[Dataset entries]
_____

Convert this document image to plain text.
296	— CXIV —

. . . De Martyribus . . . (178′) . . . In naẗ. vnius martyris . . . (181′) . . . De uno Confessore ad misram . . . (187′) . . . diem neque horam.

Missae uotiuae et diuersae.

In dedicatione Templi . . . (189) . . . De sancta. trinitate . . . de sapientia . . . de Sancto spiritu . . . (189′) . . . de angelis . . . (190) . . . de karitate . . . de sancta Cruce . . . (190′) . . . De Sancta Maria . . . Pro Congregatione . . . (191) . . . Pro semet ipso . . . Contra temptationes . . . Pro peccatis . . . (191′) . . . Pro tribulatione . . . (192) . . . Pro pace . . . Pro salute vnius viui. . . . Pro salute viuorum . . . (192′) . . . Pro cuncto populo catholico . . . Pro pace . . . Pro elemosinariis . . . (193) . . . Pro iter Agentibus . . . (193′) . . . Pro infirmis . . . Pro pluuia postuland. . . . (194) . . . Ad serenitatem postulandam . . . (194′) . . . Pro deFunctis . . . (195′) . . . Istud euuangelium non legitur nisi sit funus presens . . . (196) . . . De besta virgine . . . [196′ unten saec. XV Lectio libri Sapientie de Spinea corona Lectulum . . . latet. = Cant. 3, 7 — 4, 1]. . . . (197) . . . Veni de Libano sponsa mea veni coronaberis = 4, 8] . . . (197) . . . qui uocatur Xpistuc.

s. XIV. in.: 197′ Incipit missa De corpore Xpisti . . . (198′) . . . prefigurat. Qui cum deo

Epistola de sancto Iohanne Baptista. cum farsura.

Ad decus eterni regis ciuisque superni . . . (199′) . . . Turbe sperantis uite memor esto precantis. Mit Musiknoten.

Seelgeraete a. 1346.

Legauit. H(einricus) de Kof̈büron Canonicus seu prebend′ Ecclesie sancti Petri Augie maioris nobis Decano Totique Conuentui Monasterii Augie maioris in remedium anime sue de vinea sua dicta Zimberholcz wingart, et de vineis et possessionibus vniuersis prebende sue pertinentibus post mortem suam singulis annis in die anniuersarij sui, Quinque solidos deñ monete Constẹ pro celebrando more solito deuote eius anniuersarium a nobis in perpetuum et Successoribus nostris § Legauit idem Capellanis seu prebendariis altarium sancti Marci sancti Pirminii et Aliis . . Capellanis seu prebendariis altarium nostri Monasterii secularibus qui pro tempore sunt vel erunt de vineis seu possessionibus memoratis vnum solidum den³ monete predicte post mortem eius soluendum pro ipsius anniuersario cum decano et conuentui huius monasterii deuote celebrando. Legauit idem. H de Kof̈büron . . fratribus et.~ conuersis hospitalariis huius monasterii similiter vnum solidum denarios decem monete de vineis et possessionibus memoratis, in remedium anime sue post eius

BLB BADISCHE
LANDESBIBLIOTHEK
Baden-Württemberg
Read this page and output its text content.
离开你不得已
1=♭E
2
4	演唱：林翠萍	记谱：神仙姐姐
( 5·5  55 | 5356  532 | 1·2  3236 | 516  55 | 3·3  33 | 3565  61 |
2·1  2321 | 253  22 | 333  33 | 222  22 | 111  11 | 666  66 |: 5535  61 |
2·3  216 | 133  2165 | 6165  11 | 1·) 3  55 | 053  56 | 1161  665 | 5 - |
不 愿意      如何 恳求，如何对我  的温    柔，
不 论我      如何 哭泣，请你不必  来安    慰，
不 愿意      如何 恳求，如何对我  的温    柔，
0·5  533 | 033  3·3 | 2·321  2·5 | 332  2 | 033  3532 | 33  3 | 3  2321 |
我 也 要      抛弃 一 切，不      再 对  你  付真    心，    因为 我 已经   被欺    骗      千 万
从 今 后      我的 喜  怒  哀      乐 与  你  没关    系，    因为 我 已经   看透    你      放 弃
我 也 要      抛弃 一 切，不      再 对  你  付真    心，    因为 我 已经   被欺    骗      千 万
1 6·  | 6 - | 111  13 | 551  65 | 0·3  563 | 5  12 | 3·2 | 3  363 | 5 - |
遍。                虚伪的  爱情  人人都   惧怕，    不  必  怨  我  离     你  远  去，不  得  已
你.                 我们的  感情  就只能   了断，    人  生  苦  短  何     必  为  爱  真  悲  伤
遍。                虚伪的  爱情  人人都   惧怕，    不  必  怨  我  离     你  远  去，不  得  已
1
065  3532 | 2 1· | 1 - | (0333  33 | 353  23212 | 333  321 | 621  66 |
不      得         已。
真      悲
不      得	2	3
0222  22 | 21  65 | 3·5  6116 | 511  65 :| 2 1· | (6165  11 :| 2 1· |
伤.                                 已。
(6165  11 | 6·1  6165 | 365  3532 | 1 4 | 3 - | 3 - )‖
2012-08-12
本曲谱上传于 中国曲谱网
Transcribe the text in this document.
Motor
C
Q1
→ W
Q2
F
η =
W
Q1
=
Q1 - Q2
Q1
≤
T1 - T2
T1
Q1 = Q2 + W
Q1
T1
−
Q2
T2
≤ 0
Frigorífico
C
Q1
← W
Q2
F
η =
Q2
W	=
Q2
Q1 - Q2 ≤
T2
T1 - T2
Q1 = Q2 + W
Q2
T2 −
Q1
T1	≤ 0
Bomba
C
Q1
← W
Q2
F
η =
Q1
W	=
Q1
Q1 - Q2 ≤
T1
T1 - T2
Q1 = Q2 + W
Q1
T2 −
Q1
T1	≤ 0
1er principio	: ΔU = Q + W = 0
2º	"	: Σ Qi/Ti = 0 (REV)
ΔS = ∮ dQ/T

_____

--- What you are asked to do ---
The answer consists only of the lines from the one containing "Read this page and output its text content." to the end of the records, each written out exactly.

--- Full response ---
Read this page and output its text content.
离开你不得已
1=♭E
2
4	演唱：林翠萍	记谱：神仙姐姐
( 5·5  55 | 5356  532 | 1·2  3236 | 516  55 | 3·3  33 | 3565  61 |
2·1  2321 | 253  22 | 333  33 | 222  22 | 111  11 | 666  66 |: 5535  61 |
2·3  216 | 133  2165 | 6165  11 | 1·) 3  55 | 053  56 | 1161  665 | 5 - |
不 愿意      如何 恳求，如何对我  的温    柔，
不 论我      如何 哭泣，请你不必  来安    慰，
不 愿意      如何 恳求，如何对我  的温    柔，
0·5  533 | 033  3·3 | 2·321  2·5 | 332  2 | 033  3532 | 33  3 | 3  2321 |
我 也 要      抛弃 一 切，不      再 对  你  付真    心，    因为 我 已经   被欺    骗      千 万
从 今 后      我的 喜  怒  哀      乐 与  你  没关    系，    因为 我 已经   看透    你      放 弃
我 也 要      抛弃 一 切，不      再 对  你  付真    心，    因为 我 已经   被欺    骗      千 万
1 6·  | 6 - | 111  13 | 551  65 | 0·3  563 | 5  12 | 3·2 | 3  363 | 5 - |
遍。                虚伪的  爱情  人人都   惧怕，    不  必  怨  我  离     你  远  去，不  得  已
你.                 我们的  感情  就只能   了断，    人  生  苦  短  何     必  为  爱  真  悲  伤
遍。                虚伪的  爱情  人人都   惧怕，    不  必  怨  我  离     你  远  去，不  得  已
1
065  3532 | 2 1· | 1 - | (0333  33 | 353  23212 | 333  321 | 621  66 |
不      得         已。
真      悲
不      得	2	3
0222  22 | 21  65 | 3·5  6116 | 511  65 :| 2 1· | (6165  11 :| 2 1· |
伤.                                 已。
(6165  11 | 6·1  6165 | 365  3532 | 1 4 | 3 - | 3 - )‖
2012-08-12
本曲谱上传于 中国曲谱网
Transcribe the text in this document.
Motor
C
Q1
→ W
Q2
F
η =
W
Q1
=
Q1 - Q2
Q1
≤
T1 - T2
T1
Q1 = Q2 + W
Q1
T1
−
Q2
T2
≤ 0
Frigorífico
C
Q1
← W
Q2
F
η =
Q2
W	=
Q2
Q1 - Q2 ≤
T2
T1 - T2
Q1 = Q2 + W
Q2
T2 −
Q1
T1	≤ 0
Bomba
C
Q1
← W
Q2
F
η =
Q1
W	=
Q1
Q1 - Q2 ≤
T1
T1 - T2
Q1 = Q2 + W
Q1
T2 −
Q1
T1	≤ 0
1er principio	: ΔU = Q + W = 0
2º	"	: Σ Qi/Ti = 0 (REV)
ΔS = ∮ dQ/T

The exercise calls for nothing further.